++++ MATERIAL SUPPLIED ++++

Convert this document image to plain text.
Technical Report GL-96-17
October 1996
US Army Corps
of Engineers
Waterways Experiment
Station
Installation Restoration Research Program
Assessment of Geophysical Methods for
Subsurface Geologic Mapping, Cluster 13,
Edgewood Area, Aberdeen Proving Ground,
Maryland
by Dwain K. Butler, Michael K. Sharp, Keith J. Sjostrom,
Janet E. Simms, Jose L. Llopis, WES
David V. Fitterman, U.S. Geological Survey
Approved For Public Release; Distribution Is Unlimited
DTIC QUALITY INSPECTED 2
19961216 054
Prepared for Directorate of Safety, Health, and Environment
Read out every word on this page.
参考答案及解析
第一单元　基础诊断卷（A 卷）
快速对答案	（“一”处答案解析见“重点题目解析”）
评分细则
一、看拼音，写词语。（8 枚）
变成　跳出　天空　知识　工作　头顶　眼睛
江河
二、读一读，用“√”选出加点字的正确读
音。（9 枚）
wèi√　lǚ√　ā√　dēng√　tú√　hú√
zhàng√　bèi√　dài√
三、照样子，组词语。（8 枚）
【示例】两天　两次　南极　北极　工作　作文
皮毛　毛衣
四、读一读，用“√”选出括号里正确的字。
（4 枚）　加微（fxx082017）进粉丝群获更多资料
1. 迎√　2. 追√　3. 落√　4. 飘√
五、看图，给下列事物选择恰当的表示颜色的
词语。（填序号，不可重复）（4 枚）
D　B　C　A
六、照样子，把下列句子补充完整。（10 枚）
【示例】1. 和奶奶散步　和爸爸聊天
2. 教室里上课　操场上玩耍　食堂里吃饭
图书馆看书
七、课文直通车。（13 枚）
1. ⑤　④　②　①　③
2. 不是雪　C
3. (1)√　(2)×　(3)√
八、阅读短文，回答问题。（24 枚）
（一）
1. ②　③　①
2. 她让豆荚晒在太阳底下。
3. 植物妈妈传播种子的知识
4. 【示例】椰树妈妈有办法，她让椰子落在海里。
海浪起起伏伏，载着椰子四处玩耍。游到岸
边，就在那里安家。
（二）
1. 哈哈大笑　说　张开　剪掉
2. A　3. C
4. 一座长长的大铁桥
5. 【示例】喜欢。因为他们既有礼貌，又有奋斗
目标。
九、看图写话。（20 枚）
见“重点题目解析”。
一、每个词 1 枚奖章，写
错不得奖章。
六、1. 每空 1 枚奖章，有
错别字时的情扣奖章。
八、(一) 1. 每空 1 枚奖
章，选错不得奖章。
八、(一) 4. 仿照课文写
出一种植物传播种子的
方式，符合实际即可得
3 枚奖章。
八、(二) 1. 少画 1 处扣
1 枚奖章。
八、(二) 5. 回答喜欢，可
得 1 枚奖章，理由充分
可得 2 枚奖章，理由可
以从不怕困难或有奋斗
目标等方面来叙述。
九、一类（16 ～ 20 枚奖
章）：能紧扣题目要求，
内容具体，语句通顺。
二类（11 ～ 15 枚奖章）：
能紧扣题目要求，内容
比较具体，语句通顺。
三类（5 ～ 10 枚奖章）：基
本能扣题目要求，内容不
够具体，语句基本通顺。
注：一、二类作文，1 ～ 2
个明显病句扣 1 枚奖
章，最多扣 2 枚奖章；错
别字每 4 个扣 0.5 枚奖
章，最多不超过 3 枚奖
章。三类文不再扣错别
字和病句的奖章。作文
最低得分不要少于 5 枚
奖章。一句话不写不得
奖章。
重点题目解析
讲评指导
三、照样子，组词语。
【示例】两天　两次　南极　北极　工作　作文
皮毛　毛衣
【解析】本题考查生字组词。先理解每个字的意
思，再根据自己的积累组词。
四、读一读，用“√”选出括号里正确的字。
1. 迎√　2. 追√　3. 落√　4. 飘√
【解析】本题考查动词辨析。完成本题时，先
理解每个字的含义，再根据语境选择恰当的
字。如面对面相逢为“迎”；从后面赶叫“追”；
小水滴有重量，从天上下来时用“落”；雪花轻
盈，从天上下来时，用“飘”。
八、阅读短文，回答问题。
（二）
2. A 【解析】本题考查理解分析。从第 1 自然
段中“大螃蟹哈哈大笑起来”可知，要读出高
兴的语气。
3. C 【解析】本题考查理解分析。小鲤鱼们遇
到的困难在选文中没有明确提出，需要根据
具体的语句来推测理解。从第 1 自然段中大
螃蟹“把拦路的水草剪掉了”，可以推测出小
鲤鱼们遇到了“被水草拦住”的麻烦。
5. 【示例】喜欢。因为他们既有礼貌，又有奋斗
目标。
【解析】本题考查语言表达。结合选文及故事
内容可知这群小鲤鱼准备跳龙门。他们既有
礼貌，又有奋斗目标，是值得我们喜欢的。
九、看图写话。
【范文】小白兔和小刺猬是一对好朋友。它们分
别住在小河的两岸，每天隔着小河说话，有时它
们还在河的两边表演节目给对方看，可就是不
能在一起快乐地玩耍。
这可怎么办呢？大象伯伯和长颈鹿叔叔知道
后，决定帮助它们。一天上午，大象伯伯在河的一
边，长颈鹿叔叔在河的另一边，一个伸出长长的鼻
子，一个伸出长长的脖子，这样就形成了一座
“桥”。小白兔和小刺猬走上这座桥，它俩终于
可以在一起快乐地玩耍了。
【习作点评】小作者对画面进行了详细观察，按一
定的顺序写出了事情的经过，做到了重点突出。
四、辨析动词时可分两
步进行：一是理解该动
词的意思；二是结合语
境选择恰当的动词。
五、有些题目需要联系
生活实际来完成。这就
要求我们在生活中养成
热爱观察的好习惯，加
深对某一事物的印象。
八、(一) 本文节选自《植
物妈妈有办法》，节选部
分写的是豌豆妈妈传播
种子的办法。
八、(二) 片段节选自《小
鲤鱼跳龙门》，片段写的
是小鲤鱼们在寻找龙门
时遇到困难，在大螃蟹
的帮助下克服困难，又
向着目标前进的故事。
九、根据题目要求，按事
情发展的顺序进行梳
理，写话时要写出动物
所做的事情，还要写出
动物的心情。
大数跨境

++++

→ **YOUR OBJECTIVE**:
Determine how many lines in the records contain "本题考查理解分析", and reply with the number only.

→ **CORRECT RESULT**:
2